━━━ Records provided

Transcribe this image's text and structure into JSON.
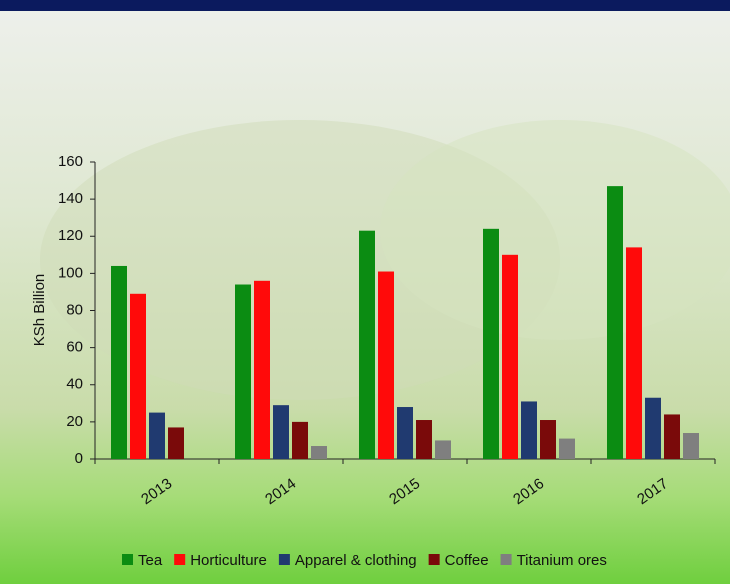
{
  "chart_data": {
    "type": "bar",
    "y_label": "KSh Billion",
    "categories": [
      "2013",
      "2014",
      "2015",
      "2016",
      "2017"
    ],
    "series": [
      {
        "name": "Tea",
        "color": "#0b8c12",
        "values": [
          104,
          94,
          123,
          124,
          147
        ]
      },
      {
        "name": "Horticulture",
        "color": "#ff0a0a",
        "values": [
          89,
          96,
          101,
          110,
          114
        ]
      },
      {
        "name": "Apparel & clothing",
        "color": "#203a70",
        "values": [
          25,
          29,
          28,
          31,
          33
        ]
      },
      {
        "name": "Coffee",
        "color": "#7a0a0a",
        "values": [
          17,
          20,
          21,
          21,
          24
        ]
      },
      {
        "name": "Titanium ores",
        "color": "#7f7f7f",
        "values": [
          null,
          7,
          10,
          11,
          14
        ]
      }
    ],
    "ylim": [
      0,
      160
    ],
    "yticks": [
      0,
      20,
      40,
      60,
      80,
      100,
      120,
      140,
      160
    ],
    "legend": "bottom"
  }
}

━━━━━━

• _What you are asked to do_
Pull out every line holding "name" from the records above, and copy it.

• _Response to the task_
        "name": "Tea",
        "name": "Horticulture",
        "name": "Apparel & clothing",
        "name": "Coffee",
        "name": "Titanium ores",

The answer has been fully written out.